(What is expected):
Copy the data below exactly, omitting any picture it contains.

— start —

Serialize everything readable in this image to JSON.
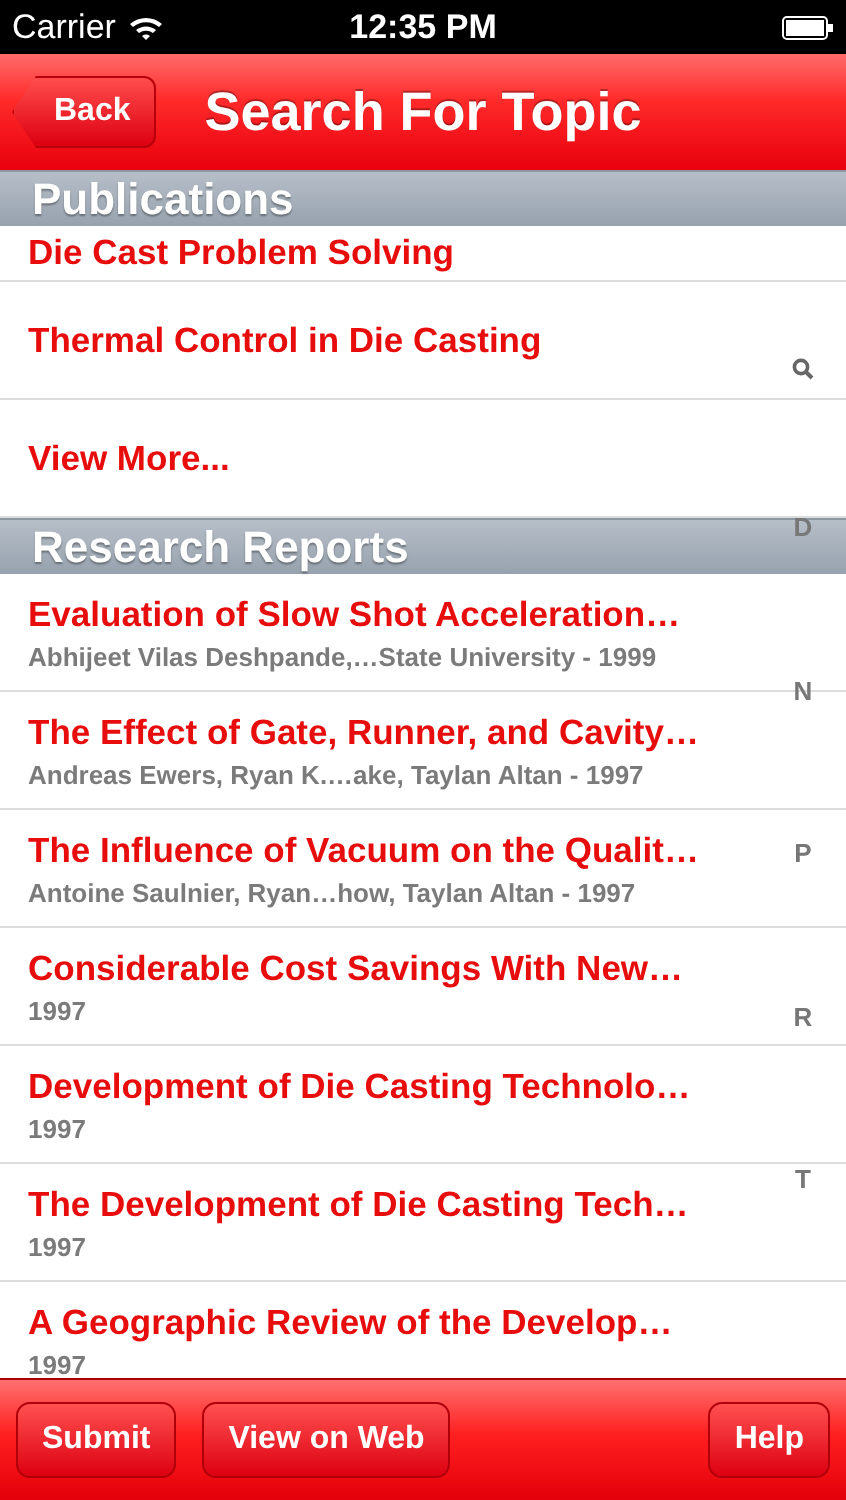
{
  "status_bar": {
    "carrier": "Carrier",
    "time": "12:35 PM"
  },
  "nav_bar": {
    "back": "Back",
    "title": "Search For Topic"
  },
  "sections": [
    {
      "title": "Publications",
      "rows": [
        {
          "title": "Die Cast Problem Solving"
        },
        {
          "title": "Thermal Control in Die Casting"
        },
        {
          "title": "View More..."
        }
      ]
    },
    {
      "title": "Research Reports",
      "rows": [
        {
          "title": "Evaluation of Slow Shot Acceleration…",
          "subtitle": "Abhijeet Vilas Deshpande,…State University - 1999"
        },
        {
          "title": "The Effect of Gate, Runner, and Cavity…",
          "subtitle": "Andreas Ewers, Ryan K.…ake, Taylan Altan - 1997"
        },
        {
          "title": "The Influence of Vacuum on the Qualit…",
          "subtitle": "Antoine Saulnier, Ryan…how, Taylan Altan - 1997"
        },
        {
          "title": "Considerable Cost Savings With New…",
          "subtitle": "1997"
        },
        {
          "title": "Development of Die Casting Technolo…",
          "subtitle": "1997"
        },
        {
          "title": "The Development of Die Casting Tech…",
          "subtitle": "1997"
        },
        {
          "title": "A Geographic Review of the Develop…",
          "subtitle": "1997"
        }
      ]
    }
  ],
  "section_index": [
    {
      "kind": "search"
    },
    {
      "kind": "letter",
      "label": "D"
    },
    {
      "kind": "letter",
      "label": "N"
    },
    {
      "kind": "letter",
      "label": "P"
    },
    {
      "kind": "letter",
      "label": "R"
    },
    {
      "kind": "letter",
      "label": "T"
    }
  ],
  "toolbar": {
    "buttons": [
      "Submit",
      "View on Web",
      "Help"
    ]
  }
}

— end —

(Finished exercise):
Serialize everything readable in this image to JSON.
{
  "status_bar": {
    "carrier": "Carrier",
    "time": "12:35 PM"
  },
  "nav_bar": {
    "back": "Back",
    "title": "Search For Topic"
  },
  "sections": [
    {
      "title": "Publications",
      "rows": [
        {
          "title": "Die Cast Problem Solving"
        },
        {
          "title": "Thermal Control in Die Casting"
        },
        {
          "title": "View More..."
        }
      ]
    },
    {
      "title": "Research Reports",
      "rows": [
        {
          "title": "Evaluation of Slow Shot Acceleration…",
          "subtitle": "Abhijeet Vilas Deshpande,…State University - 1999"
        },
        {
          "title": "The Effect of Gate, Runner, and Cavity…",
          "subtitle": "Andreas Ewers, Ryan K.…ake, Taylan Altan - 1997"
        },
        {
          "title": "The Influence of Vacuum on the Qualit…",
          "subtitle": "Antoine Saulnier, Ryan…how, Taylan Altan - 1997"
        },
        {
          "title": "Considerable Cost Savings With New…",
          "subtitle": "1997"
        },
        {
          "title": "Development of Die Casting Technolo…",
          "subtitle": "1997"
        },
        {
          "title": "The Development of Die Casting Tech…",
          "subtitle": "1997"
        },
        {
          "title": "A Geographic Review of the Develop…",
          "subtitle": "1997"
        }
      ]
    }
  ],
  "section_index": [
    {
      "kind": "search"
    },
    {
      "kind": "letter",
      "label": "D"
    },
    {
      "kind": "letter",
      "label": "N"
    },
    {
      "kind": "letter",
      "label": "P"
    },
    {
      "kind": "letter",
      "label": "R"
    },
    {
      "kind": "letter",
      "label": "T"
    }
  ],
  "toolbar": {
    "buttons": [
      "Submit",
      "View on Web",
      "Help"
    ]
  }
}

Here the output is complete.